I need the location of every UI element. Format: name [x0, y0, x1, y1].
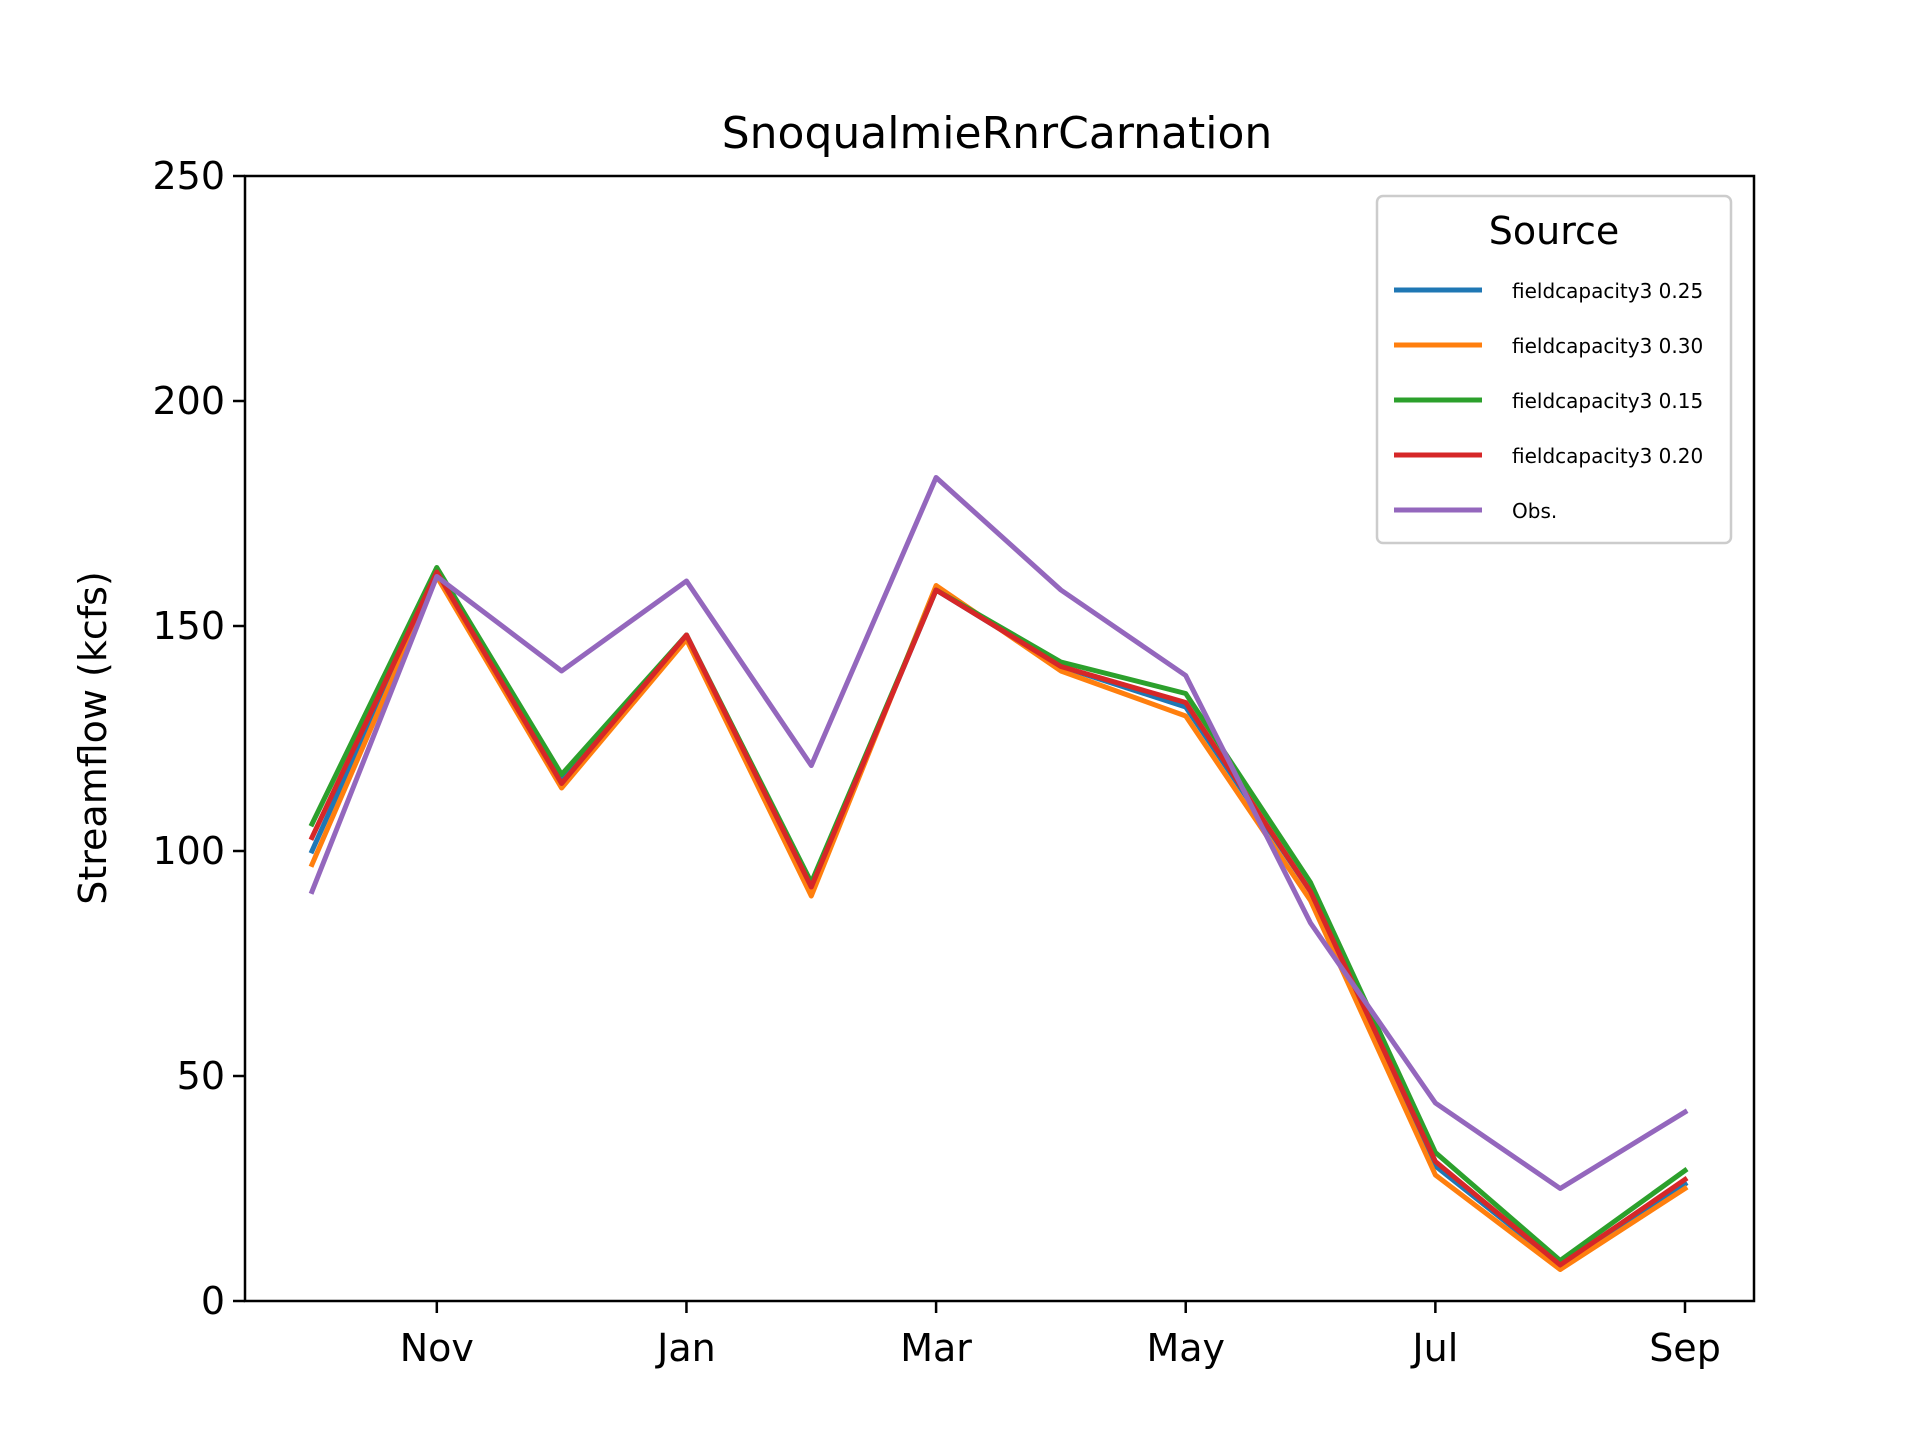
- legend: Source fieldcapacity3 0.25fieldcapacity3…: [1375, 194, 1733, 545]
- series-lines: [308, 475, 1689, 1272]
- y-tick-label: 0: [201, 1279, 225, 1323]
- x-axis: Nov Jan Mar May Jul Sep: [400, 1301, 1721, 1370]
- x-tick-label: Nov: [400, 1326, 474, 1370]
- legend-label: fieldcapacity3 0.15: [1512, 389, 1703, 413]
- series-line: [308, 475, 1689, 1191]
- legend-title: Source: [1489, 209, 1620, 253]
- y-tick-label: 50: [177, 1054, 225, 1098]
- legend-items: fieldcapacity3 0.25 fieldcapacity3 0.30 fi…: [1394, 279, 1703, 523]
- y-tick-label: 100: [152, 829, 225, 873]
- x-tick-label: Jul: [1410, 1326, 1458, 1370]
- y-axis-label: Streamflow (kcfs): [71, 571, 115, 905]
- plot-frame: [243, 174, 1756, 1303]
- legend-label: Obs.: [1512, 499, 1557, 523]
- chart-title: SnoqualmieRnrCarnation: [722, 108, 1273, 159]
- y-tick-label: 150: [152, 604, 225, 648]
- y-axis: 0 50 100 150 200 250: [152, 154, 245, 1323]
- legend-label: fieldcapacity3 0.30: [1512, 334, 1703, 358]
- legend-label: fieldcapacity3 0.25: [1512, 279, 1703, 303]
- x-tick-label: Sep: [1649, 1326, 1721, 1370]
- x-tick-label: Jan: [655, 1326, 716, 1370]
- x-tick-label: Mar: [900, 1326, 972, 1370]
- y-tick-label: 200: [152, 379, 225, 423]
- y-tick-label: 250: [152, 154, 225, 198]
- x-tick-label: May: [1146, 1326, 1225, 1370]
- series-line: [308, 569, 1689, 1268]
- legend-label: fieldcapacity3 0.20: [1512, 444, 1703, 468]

Objective
Take the part that opens with the line containing "- legend: Source" and closes with the line containing "- chart-title: SnoqualmieRnrCarnation: [722, 108, 1273, 159]", and rewrite it with "legend-label" changed to "key-label", leaving everything else as it is.

Solution for this problem
- legend: Source fieldcapacity3 0.25fieldcapacity3…: [1375, 194, 1733, 545]
- series-lines: [308, 475, 1689, 1272]
- y-tick-label: 0: [201, 1279, 225, 1323]
- x-axis: Nov Jan Mar May Jul Sep: [400, 1301, 1721, 1370]
- x-tick-label: Nov: [400, 1326, 474, 1370]
- key-label: fieldcapacity3 0.15: [1512, 389, 1703, 413]
- series-line: [308, 475, 1689, 1191]
- legend-title: Source: [1489, 209, 1620, 253]
- y-tick-label: 50: [177, 1054, 225, 1098]
- legend-items: fieldcapacity3 0.25 fieldcapacity3 0.30 fi…: [1394, 279, 1703, 523]
- y-tick-label: 100: [152, 829, 225, 873]
- x-tick-label: Jul: [1410, 1326, 1458, 1370]
- y-axis-label: Streamflow (kcfs): [71, 571, 115, 905]
- plot-frame: [243, 174, 1756, 1303]
- key-label: Obs.: [1512, 499, 1557, 523]
- chart-title: SnoqualmieRnrCarnation: [722, 108, 1273, 159]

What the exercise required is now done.